+++ Provided data +++

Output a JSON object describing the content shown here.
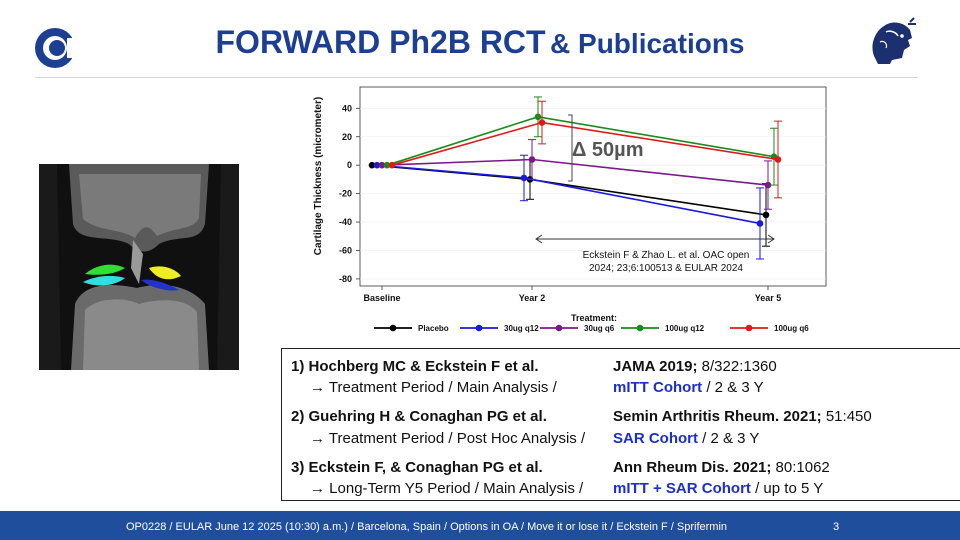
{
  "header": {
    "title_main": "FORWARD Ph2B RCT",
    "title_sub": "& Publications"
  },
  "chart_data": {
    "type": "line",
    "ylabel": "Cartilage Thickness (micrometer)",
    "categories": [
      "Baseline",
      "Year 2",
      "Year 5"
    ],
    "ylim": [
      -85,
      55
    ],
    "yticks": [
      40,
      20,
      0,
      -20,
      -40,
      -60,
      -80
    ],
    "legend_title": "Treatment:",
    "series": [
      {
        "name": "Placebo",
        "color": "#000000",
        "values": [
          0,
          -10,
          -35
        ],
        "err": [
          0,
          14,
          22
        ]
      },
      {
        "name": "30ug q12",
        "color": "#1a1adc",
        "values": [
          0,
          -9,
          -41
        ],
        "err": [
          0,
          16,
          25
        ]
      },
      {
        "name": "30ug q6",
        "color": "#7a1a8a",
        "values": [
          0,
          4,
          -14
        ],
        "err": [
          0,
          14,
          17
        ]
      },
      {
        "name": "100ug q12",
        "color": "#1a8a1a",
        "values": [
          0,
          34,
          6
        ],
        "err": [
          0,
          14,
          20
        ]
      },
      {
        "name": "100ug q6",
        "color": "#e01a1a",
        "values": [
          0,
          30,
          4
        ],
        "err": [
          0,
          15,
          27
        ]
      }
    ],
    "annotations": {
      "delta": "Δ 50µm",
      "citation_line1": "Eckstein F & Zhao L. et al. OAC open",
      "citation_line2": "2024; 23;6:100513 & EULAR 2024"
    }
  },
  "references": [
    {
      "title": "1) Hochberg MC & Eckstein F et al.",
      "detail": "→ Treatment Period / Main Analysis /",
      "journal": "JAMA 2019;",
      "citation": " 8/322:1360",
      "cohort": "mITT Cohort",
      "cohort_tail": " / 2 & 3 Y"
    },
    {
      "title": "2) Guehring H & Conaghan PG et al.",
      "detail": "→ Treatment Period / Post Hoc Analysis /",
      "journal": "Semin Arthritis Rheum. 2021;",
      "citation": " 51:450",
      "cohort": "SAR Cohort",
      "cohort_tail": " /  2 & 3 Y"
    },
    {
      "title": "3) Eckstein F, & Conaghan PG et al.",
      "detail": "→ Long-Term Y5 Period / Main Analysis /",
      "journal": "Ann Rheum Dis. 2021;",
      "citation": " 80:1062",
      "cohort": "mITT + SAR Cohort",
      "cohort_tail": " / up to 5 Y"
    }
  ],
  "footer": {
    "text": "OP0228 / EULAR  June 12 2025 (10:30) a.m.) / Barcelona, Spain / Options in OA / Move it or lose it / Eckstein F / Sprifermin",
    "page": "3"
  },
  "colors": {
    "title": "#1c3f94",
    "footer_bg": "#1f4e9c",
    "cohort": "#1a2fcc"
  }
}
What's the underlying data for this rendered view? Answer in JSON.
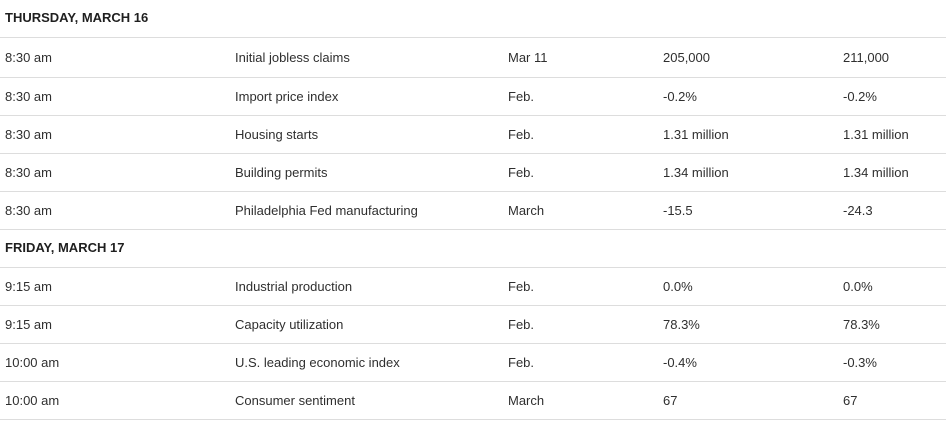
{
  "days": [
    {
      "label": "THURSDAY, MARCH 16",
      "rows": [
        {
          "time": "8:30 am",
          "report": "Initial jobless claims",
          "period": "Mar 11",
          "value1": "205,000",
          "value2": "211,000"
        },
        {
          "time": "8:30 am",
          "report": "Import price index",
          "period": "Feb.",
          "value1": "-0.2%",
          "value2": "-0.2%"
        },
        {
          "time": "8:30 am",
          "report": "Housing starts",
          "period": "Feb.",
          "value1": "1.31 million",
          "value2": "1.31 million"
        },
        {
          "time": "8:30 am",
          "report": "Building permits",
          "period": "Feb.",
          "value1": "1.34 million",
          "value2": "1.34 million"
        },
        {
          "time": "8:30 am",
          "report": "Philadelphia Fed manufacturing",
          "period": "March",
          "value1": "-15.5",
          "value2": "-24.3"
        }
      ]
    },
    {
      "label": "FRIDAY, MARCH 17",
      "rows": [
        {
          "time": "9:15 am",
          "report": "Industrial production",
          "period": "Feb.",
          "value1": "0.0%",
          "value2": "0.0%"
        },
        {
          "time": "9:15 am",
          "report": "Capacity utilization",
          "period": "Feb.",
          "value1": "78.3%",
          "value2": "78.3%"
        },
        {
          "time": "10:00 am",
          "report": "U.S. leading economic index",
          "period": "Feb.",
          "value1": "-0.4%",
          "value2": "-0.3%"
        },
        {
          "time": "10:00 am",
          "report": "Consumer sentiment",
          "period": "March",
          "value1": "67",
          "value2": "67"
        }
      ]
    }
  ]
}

+++

Leave out the pictures and output the rest of the material exactly as written.

Output a JSON object describing the content shown here.
{
  "header": {
    "title_main": "FORWARD Ph2B RCT",
    "title_sub": "& Publications"
  },
  "chart_data": {
    "type": "line",
    "ylabel": "Cartilage Thickness (micrometer)",
    "categories": [
      "Baseline",
      "Year 2",
      "Year 5"
    ],
    "ylim": [
      -85,
      55
    ],
    "yticks": [
      40,
      20,
      0,
      -20,
      -40,
      -60,
      -80
    ],
    "legend_title": "Treatment:",
    "series": [
      {
        "name": "Placebo",
        "color": "#000000",
        "values": [
          0,
          -10,
          -35
        ],
        "err": [
          0,
          14,
          22
        ]
      },
      {
        "name": "30ug q12",
        "color": "#1a1adc",
        "values": [
          0,
          -9,
          -41
        ],
        "err": [
          0,
          16,
          25
        ]
      },
      {
        "name": "30ug q6",
        "color": "#7a1a8a",
        "values": [
          0,
          4,
          -14
        ],
        "err": [
          0,
          14,
          17
        ]
      },
      {
        "name": "100ug q12",
        "color": "#1a8a1a",
        "values": [
          0,
          34,
          6
        ],
        "err": [
          0,
          14,
          20
        ]
      },
      {
        "name": "100ug q6",
        "color": "#e01a1a",
        "values": [
          0,
          30,
          4
        ],
        "err": [
          0,
          15,
          27
        ]
      }
    ],
    "annotations": {
      "delta": "Δ 50µm",
      "citation_line1": "Eckstein F & Zhao L. et al. OAC open",
      "citation_line2": "2024; 23;6:100513 & EULAR 2024"
    }
  },
  "references": [
    {
      "title": "1) Hochberg MC & Eckstein F et al.",
      "detail": "→ Treatment Period / Main Analysis /",
      "journal": "JAMA 2019;",
      "citation": " 8/322:1360",
      "cohort": "mITT Cohort",
      "cohort_tail": " / 2 & 3 Y"
    },
    {
      "title": "2) Guehring H & Conaghan PG et al.",
      "detail": "→ Treatment Period / Post Hoc Analysis /",
      "journal": "Semin Arthritis Rheum. 2021;",
      "citation": " 51:450",
      "cohort": "SAR Cohort",
      "cohort_tail": " /  2 & 3 Y"
    },
    {
      "title": "3) Eckstein F, & Conaghan PG et al.",
      "detail": "→ Long-Term Y5 Period / Main Analysis /",
      "journal": "Ann Rheum Dis. 2021;",
      "citation": " 80:1062",
      "cohort": "mITT + SAR Cohort",
      "cohort_tail": " / up to 5 Y"
    }
  ],
  "footer": {
    "text": "OP0228 / EULAR  June 12 2025 (10:30) a.m.) / Barcelona, Spain / Options in OA / Move it or lose it / Eckstein F / Sprifermin",
    "page": "3"
  },
  "colors": {
    "title": "#1c3f94",
    "footer_bg": "#1f4e9c",
    "cohort": "#1a2fcc"
  }
}
What's the underlying data for this rendered view? Answer in JSON.
{
  "days": [
    {
      "label": "THURSDAY, MARCH 16",
      "rows": [
        {
          "time": "8:30 am",
          "report": "Initial jobless claims",
          "period": "Mar 11",
          "value1": "205,000",
          "value2": "211,000"
        },
        {
          "time": "8:30 am",
          "report": "Import price index",
          "period": "Feb.",
          "value1": "-0.2%",
          "value2": "-0.2%"
        },
        {
          "time": "8:30 am",
          "report": "Housing starts",
          "period": "Feb.",
          "value1": "1.31 million",
          "value2": "1.31 million"
        },
        {
          "time": "8:30 am",
          "report": "Building permits",
          "period": "Feb.",
          "value1": "1.34 million",
          "value2": "1.34 million"
        },
        {
          "time": "8:30 am",
          "report": "Philadelphia Fed manufacturing",
          "period": "March",
          "value1": "-15.5",
          "value2": "-24.3"
        }
      ]
    },
    {
      "label": "FRIDAY, MARCH 17",
      "rows": [
        {
          "time": "9:15 am",
          "report": "Industrial production",
          "period": "Feb.",
          "value1": "0.0%",
          "value2": "0.0%"
        },
        {
          "time": "9:15 am",
          "report": "Capacity utilization",
          "period": "Feb.",
          "value1": "78.3%",
          "value2": "78.3%"
        },
        {
          "time": "10:00 am",
          "report": "U.S. leading economic index",
          "period": "Feb.",
          "value1": "-0.4%",
          "value2": "-0.3%"
        },
        {
          "time": "10:00 am",
          "report": "Consumer sentiment",
          "period": "March",
          "value1": "67",
          "value2": "67"
        }
      ]
    }
  ]
}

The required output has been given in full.